**ENTRIES PROVIDED**:
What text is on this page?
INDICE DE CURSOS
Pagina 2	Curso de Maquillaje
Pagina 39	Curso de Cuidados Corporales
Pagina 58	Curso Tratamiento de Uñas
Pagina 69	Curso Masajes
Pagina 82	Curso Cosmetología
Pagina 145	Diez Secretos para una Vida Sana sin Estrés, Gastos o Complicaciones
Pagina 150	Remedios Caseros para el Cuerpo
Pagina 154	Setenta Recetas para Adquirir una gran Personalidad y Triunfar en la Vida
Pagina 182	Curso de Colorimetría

---

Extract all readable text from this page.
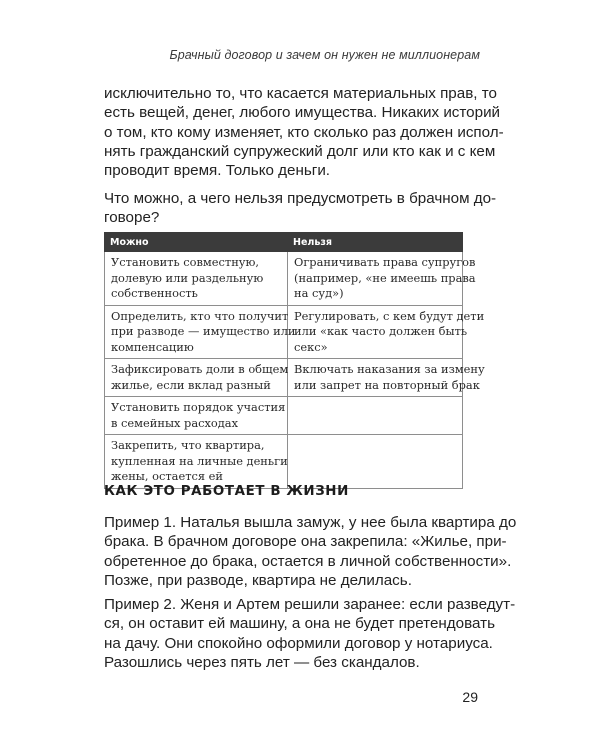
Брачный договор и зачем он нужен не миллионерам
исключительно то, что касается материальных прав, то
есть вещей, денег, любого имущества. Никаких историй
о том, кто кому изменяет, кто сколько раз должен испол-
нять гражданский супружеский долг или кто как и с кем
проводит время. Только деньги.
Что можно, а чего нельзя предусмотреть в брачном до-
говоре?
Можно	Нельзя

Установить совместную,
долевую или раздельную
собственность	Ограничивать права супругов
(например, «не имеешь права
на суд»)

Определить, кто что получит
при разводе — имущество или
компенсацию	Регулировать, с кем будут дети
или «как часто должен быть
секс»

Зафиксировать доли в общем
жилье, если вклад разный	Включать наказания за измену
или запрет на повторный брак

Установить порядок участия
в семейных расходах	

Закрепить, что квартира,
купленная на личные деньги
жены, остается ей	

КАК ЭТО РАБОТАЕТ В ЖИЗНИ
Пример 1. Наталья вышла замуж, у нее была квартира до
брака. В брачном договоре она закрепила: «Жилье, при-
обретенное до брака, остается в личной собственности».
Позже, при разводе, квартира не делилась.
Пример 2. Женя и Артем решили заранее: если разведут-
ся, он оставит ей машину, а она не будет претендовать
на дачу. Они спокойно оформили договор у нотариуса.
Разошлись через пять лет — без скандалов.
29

**WORK TO DO**: In the entries above, find every line holding the word "Установить" and copy it out.

**SOLUTION FOR THIS PROBLEM**:
Установить совместную,
Установить порядок участия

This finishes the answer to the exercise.